> _DIRECTION_:
Omit every picture and output the rest of the records exactly as they are.

> _Stored data_:
BEGIN

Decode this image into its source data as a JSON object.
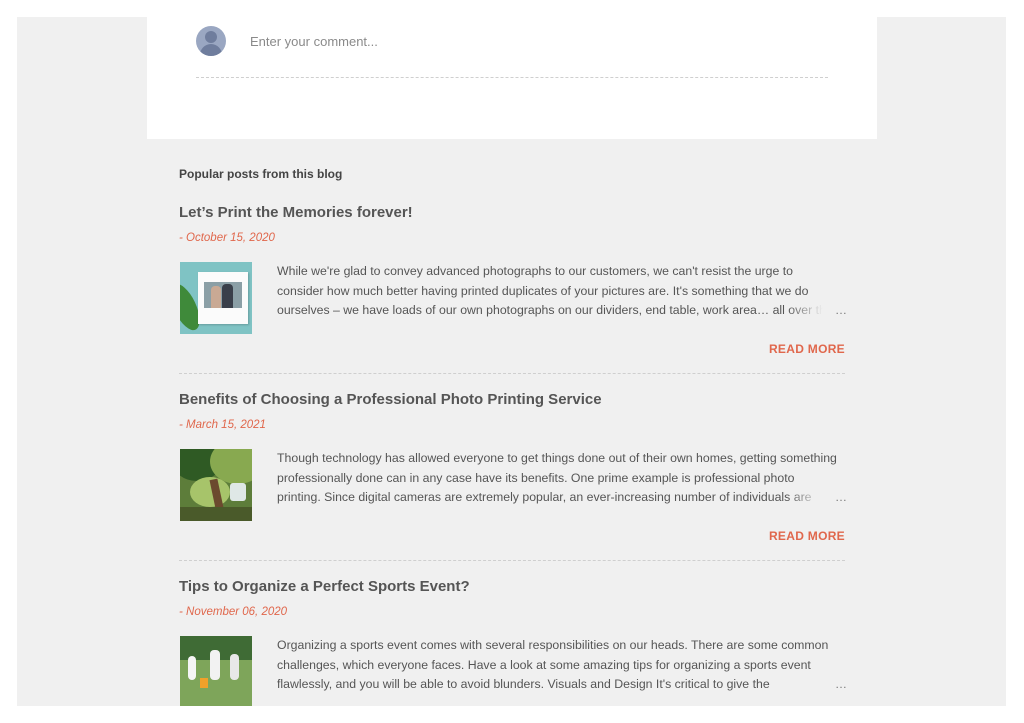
{
  "comment": {
    "placeholder": "Enter your comment..."
  },
  "popular": {
    "heading": "Popular posts from this blog",
    "read_more_label": "READ MORE",
    "ellipsis": "…",
    "posts": [
      {
        "title": "Let’s Print the Memories forever!",
        "date": "- October 15, 2020",
        "line1": "While we're glad to convey advanced photographs to our customers, we can't resist the urge to",
        "line2": "consider how much better having printed duplicates of your pictures are. It's something that we do",
        "line3": "ourselves – we have loads of our own photographs on our dividers, end table, work area… all over the"
      },
      {
        "title": "Benefits of Choosing a Professional Photo Printing Service",
        "date": "- March 15, 2021",
        "line1": "Though technology has allowed everyone to get things done out of their own homes, getting something",
        "line2": "professionally done can in any case have its benefits. One prime example is professional photo",
        "line3": "printing. Since digital cameras are extremely popular, an ever-increasing number of individuals are"
      },
      {
        "title": "Tips to Organize a Perfect Sports Event?",
        "date": "- November 06, 2020",
        "line1": "Organizing a sports event comes with several responsibilities on our heads. There are some common",
        "line2": "challenges, which everyone faces. Have a look at some amazing tips for organizing a sports event",
        "line3": "flawlessly, and you will be able to avoid blunders.  Visuals and Design It's critical to give the"
      }
    ]
  },
  "colors": {
    "accent": "#e0674c",
    "page_background": "#f0f0f0",
    "card_background": "#ffffff"
  }
}
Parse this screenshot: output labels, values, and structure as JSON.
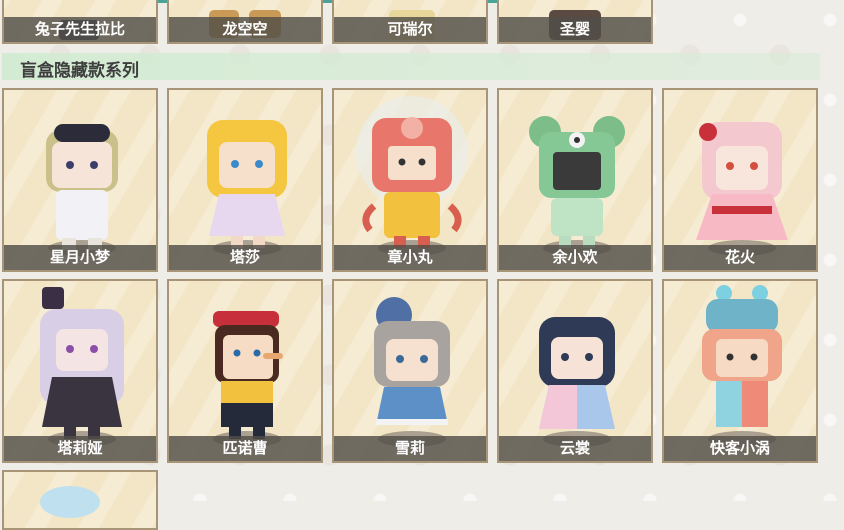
{
  "top_tabs": [
    {
      "color": "#4aa397"
    }
  ],
  "prev_row": [
    {
      "name": "兔子先生拉比"
    },
    {
      "name": "龙空空"
    },
    {
      "name": "可瑞尔"
    },
    {
      "name": "圣婴"
    }
  ],
  "section": {
    "title": "盲盒隐藏款系列"
  },
  "cards": [
    {
      "name": "星月小梦",
      "icon": "character-xingyuexiaomeng-icon"
    },
    {
      "name": "塔莎",
      "icon": "character-tasha-icon"
    },
    {
      "name": "章小丸",
      "icon": "character-zhangxiaowan-icon"
    },
    {
      "name": "余小欢",
      "icon": "character-yuxiaohuan-icon"
    },
    {
      "name": "花火",
      "icon": "character-huahuo-icon"
    },
    {
      "name": "塔莉娅",
      "icon": "character-taliya-icon"
    },
    {
      "name": "匹诺曹",
      "icon": "character-pinuocao-icon"
    },
    {
      "name": "雪莉",
      "icon": "character-xueli-icon"
    },
    {
      "name": "云裳",
      "icon": "character-yunshang-icon"
    },
    {
      "name": "快客小涡",
      "icon": "character-kuaikexiaowo-icon"
    }
  ],
  "colors": {
    "card_bg": "#f3e6c6",
    "card_border": "#a89476",
    "label_bg": "#524e48",
    "section_bg": "#d2ebd2",
    "accent": "#4aa397"
  }
}
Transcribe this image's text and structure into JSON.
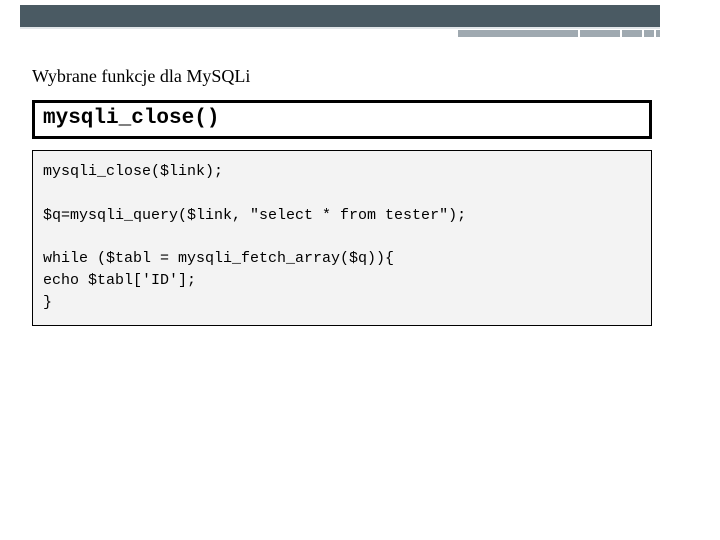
{
  "heading": "Wybrane funkcje dla MySQLi",
  "function_name": "mysqli_close()",
  "code": "mysqli_close($link);\n\n$q=mysqli_query($link, \"select * from tester\");\n\nwhile ($tabl = mysqli_fetch_array($q)){\necho $tabl['ID'];\n}"
}
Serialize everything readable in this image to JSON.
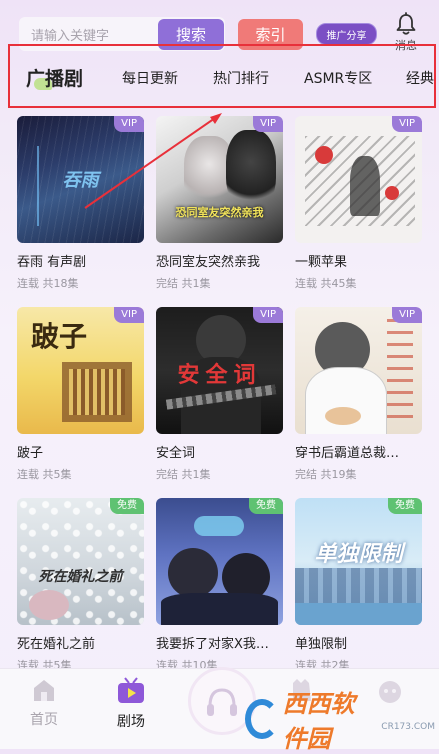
{
  "search": {
    "placeholder": "请输入关键字",
    "button": "搜索"
  },
  "header": {
    "index_button": "索引",
    "share_button": "推广分享",
    "messages_label": "消息"
  },
  "tabs": [
    "广播剧",
    "每日更新",
    "热门排行",
    "ASMR专区",
    "经典"
  ],
  "items": [
    {
      "title": "吞雨 有声剧",
      "status": "连载 共18集",
      "badge": "VIP",
      "cover_text": "吞雨"
    },
    {
      "title": "恐同室友突然亲我",
      "status": "完结 共1集",
      "badge": "VIP",
      "cover_text": "恐同室友突然亲我"
    },
    {
      "title": "一颗苹果",
      "status": "连载 共45集",
      "badge": "VIP",
      "cover_text": ""
    },
    {
      "title": "跛子",
      "status": "连载 共5集",
      "badge": "VIP",
      "cover_text": "跛子"
    },
    {
      "title": "安全词",
      "status": "完结 共1集",
      "badge": "VIP",
      "cover_text": "安全词"
    },
    {
      "title": "穿书后霸道总裁…",
      "status": "完结 共19集",
      "badge": "VIP",
      "cover_text": ""
    },
    {
      "title": "死在婚礼之前",
      "status": "连载 共5集",
      "badge": "免费",
      "cover_text": "死在婚礼之前"
    },
    {
      "title": "我要拆了对家X我…",
      "status": "连载 共10集",
      "badge": "免费",
      "cover_text": ""
    },
    {
      "title": "单独限制",
      "status": "连载 共2集",
      "badge": "免费",
      "cover_text": "单独限制"
    }
  ],
  "nav": {
    "home": "首页",
    "theater": "剧场"
  },
  "watermark": {
    "text": "西西软件园",
    "sub": "CR173.COM"
  }
}
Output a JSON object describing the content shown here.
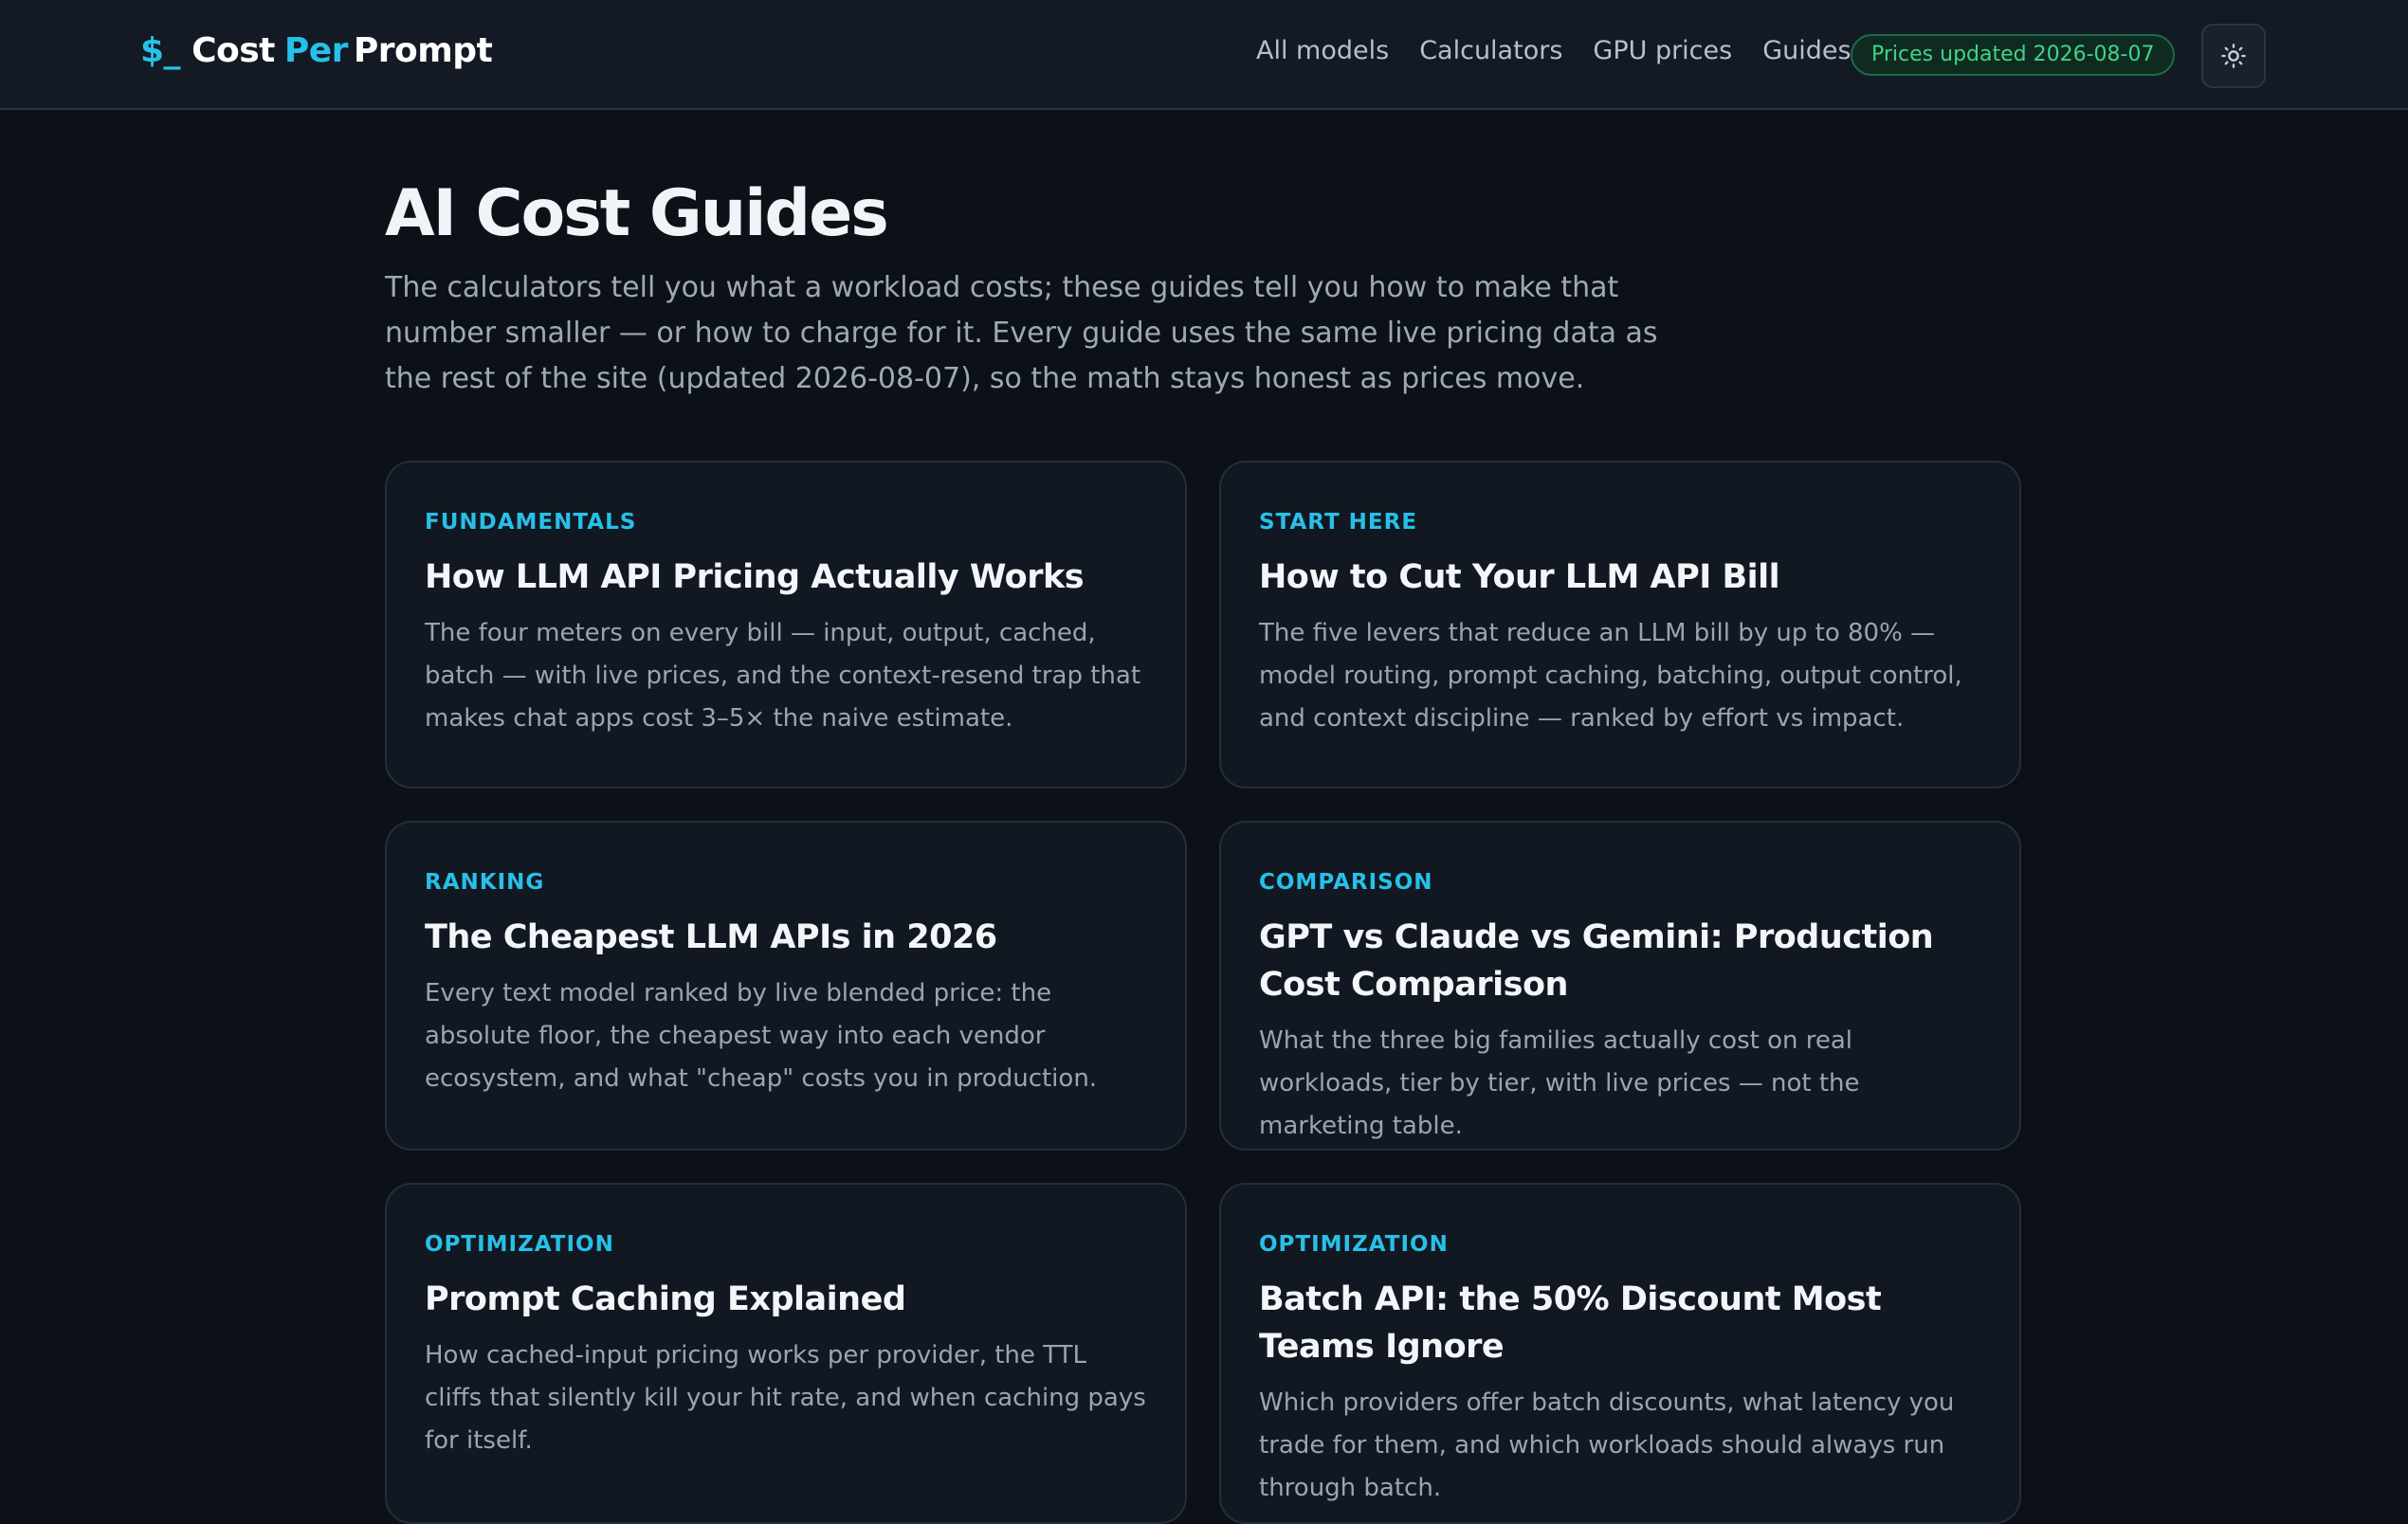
{
  "header": {
    "brand": {
      "symbol": "$_",
      "word1": "Cost",
      "word2": "Per",
      "word3": "Prompt"
    },
    "nav": [
      "All models",
      "Calculators",
      "GPU prices",
      "Guides"
    ],
    "status_badge": "Prices updated 2026-08-07",
    "theme_toggle_icon": "sun-icon"
  },
  "page": {
    "title": "AI Cost Guides",
    "intro": "The calculators tell you what a workload costs; these guides tell you how to make that number smaller — or how to charge for it. Every guide uses the same live pricing data as the rest of the site (updated 2026-08-07), so the math stays honest as prices move."
  },
  "guides": [
    {
      "category": "FUNDAMENTALS",
      "title": "How LLM API Pricing Actually Works",
      "summary": "The four meters on every bill — input, output, cached, batch — with live prices, and the context-resend trap that makes chat apps cost 3–5× the naive estimate."
    },
    {
      "category": "START HERE",
      "title": "How to Cut Your LLM API Bill",
      "summary": "The five levers that reduce an LLM bill by up to 80% — model routing, prompt caching, batching, output control, and context discipline — ranked by effort vs impact."
    },
    {
      "category": "RANKING",
      "title": "The Cheapest LLM APIs in 2026",
      "summary": "Every text model ranked by live blended price: the absolute floor, the cheapest way into each vendor ecosystem, and what \"cheap\" costs you in production."
    },
    {
      "category": "COMPARISON",
      "title": "GPT vs Claude vs Gemini: Production Cost Comparison",
      "summary": "What the three big families actually cost on real workloads, tier by tier, with live prices — not the marketing table."
    },
    {
      "category": "OPTIMIZATION",
      "title": "Prompt Caching Explained",
      "summary": "How cached-input pricing works per provider, the TTL cliffs that silently kill your hit rate, and when caching pays for itself."
    },
    {
      "category": "OPTIMIZATION",
      "title": "Batch API: the 50% Discount Most Teams Ignore",
      "summary": "Which providers offer batch discounts, what latency you trade for them, and which workloads should always run through batch."
    }
  ],
  "colors": {
    "accent": "#27c0e8",
    "badge_green": "#3fd488",
    "background": "#0c1017",
    "card": "#121821"
  }
}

END

> _EXERCISE SOLUTION_:
Decode this image into its source data as a JSON object.
{
  "comment": {
    "placeholder": "Enter your comment..."
  },
  "popular": {
    "heading": "Popular posts from this blog",
    "read_more_label": "READ MORE",
    "ellipsis": "…",
    "posts": [
      {
        "title": "Let’s Print the Memories forever!",
        "date": "- October 15, 2020",
        "line1": "While we're glad to convey advanced photographs to our customers, we can't resist the urge to",
        "line2": "consider how much better having printed duplicates of your pictures are. It's something that we do",
        "line3": "ourselves – we have loads of our own photographs on our dividers, end table, work area… all over the"
      },
      {
        "title": "Benefits of Choosing a Professional Photo Printing Service",
        "date": "- March 15, 2021",
        "line1": "Though technology has allowed everyone to get things done out of their own homes, getting something",
        "line2": "professionally done can in any case have its benefits. One prime example is professional photo",
        "line3": "printing. Since digital cameras are extremely popular, an ever-increasing number of individuals are"
      },
      {
        "title": "Tips to Organize a Perfect Sports Event?",
        "date": "- November 06, 2020",
        "line1": "Organizing a sports event comes with several responsibilities on our heads. There are some common",
        "line2": "challenges, which everyone faces. Have a look at some amazing tips for organizing a sports event",
        "line3": "flawlessly, and you will be able to avoid blunders.  Visuals and Design It's critical to give the"
      }
    ]
  },
  "colors": {
    "accent": "#e0674c",
    "page_background": "#f0f0f0",
    "card_background": "#ffffff"
  }
}
Parse this screenshot: output labels, values, and structure as JSON.
{
  "top_tabs": [
    {
      "color": "#4aa397"
    }
  ],
  "prev_row": [
    {
      "name": "兔子先生拉比"
    },
    {
      "name": "龙空空"
    },
    {
      "name": "可瑞尔"
    },
    {
      "name": "圣婴"
    }
  ],
  "section": {
    "title": "盲盒隐藏款系列"
  },
  "cards": [
    {
      "name": "星月小梦",
      "icon": "character-xingyuexiaomeng-icon"
    },
    {
      "name": "塔莎",
      "icon": "character-tasha-icon"
    },
    {
      "name": "章小丸",
      "icon": "character-zhangxiaowan-icon"
    },
    {
      "name": "余小欢",
      "icon": "character-yuxiaohuan-icon"
    },
    {
      "name": "花火",
      "icon": "character-huahuo-icon"
    },
    {
      "name": "塔莉娅",
      "icon": "character-taliya-icon"
    },
    {
      "name": "匹诺曹",
      "icon": "character-pinuocao-icon"
    },
    {
      "name": "雪莉",
      "icon": "character-xueli-icon"
    },
    {
      "name": "云裳",
      "icon": "character-yunshang-icon"
    },
    {
      "name": "快客小涡",
      "icon": "character-kuaikexiaowo-icon"
    }
  ],
  "colors": {
    "card_bg": "#f3e6c6",
    "card_border": "#a89476",
    "label_bg": "#524e48",
    "section_bg": "#d2ebd2",
    "accent": "#4aa397"
  }
}
Transcribe this image's text and structure into JSON.
{
  "heading": "Wybrane funkcje dla MySQLi",
  "function_name": "mysqli_close()",
  "code": "mysqli_close($link);\n\n$q=mysqli_query($link, \"select * from tester\");\n\nwhile ($tabl = mysqli_fetch_array($q)){\necho $tabl['ID'];\n}"
}
Serialize everything readable in this image to JSON.
{
  "search": {
    "placeholder": "请输入关键字",
    "button": "搜索"
  },
  "header": {
    "index_button": "索引",
    "share_button": "推广分享",
    "messages_label": "消息"
  },
  "tabs": [
    "广播剧",
    "每日更新",
    "热门排行",
    "ASMR专区",
    "经典"
  ],
  "items": [
    {
      "title": "吞雨 有声剧",
      "status": "连载 共18集",
      "badge": "VIP",
      "cover_text": "吞雨"
    },
    {
      "title": "恐同室友突然亲我",
      "status": "完结 共1集",
      "badge": "VIP",
      "cover_text": "恐同室友突然亲我"
    },
    {
      "title": "一颗苹果",
      "status": "连载 共45集",
      "badge": "VIP",
      "cover_text": ""
    },
    {
      "title": "跛子",
      "status": "连载 共5集",
      "badge": "VIP",
      "cover_text": "跛子"
    },
    {
      "title": "安全词",
      "status": "完结 共1集",
      "badge": "VIP",
      "cover_text": "安全词"
    },
    {
      "title": "穿书后霸道总裁…",
      "status": "完结 共19集",
      "badge": "VIP",
      "cover_text": ""
    },
    {
      "title": "死在婚礼之前",
      "status": "连载 共5集",
      "badge": "免费",
      "cover_text": "死在婚礼之前"
    },
    {
      "title": "我要拆了对家X我…",
      "status": "连载 共10集",
      "badge": "免费",
      "cover_text": ""
    },
    {
      "title": "单独限制",
      "status": "连载 共2集",
      "badge": "免费",
      "cover_text": "单独限制"
    }
  ],
  "nav": {
    "home": "首页",
    "theater": "剧场"
  },
  "watermark": {
    "text": "西西软件园",
    "sub": "CR173.COM"
  }
}
Output a JSON object describing the content shown here.
{
  "header": {
    "brand": {
      "symbol": "$_",
      "word1": "Cost",
      "word2": "Per",
      "word3": "Prompt"
    },
    "nav": [
      "All models",
      "Calculators",
      "GPU prices",
      "Guides"
    ],
    "status_badge": "Prices updated 2026-08-07",
    "theme_toggle_icon": "sun-icon"
  },
  "page": {
    "title": "AI Cost Guides",
    "intro": "The calculators tell you what a workload costs; these guides tell you how to make that number smaller — or how to charge for it. Every guide uses the same live pricing data as the rest of the site (updated 2026-08-07), so the math stays honest as prices move."
  },
  "guides": [
    {
      "category": "FUNDAMENTALS",
      "title": "How LLM API Pricing Actually Works",
      "summary": "The four meters on every bill — input, output, cached, batch — with live prices, and the context-resend trap that makes chat apps cost 3–5× the naive estimate."
    },
    {
      "category": "START HERE",
      "title": "How to Cut Your LLM API Bill",
      "summary": "The five levers that reduce an LLM bill by up to 80% — model routing, prompt caching, batching, output control, and context discipline — ranked by effort vs impact."
    },
    {
      "category": "RANKING",
      "title": "The Cheapest LLM APIs in 2026",
      "summary": "Every text model ranked by live blended price: the absolute floor, the cheapest way into each vendor ecosystem, and what \"cheap\" costs you in production."
    },
    {
      "category": "COMPARISON",
      "title": "GPT vs Claude vs Gemini: Production Cost Comparison",
      "summary": "What the three big families actually cost on real workloads, tier by tier, with live prices — not the marketing table."
    },
    {
      "category": "OPTIMIZATION",
      "title": "Prompt Caching Explained",
      "summary": "How cached-input pricing works per provider, the TTL cliffs that silently kill your hit rate, and when caching pays for itself."
    },
    {
      "category": "OPTIMIZATION",
      "title": "Batch API: the 50% Discount Most Teams Ignore",
      "summary": "Which providers offer batch discounts, what latency you trade for them, and which workloads should always run through batch."
    }
  ],
  "colors": {
    "accent": "#27c0e8",
    "badge_green": "#3fd488",
    "background": "#0c1017",
    "card": "#121821"
  }
}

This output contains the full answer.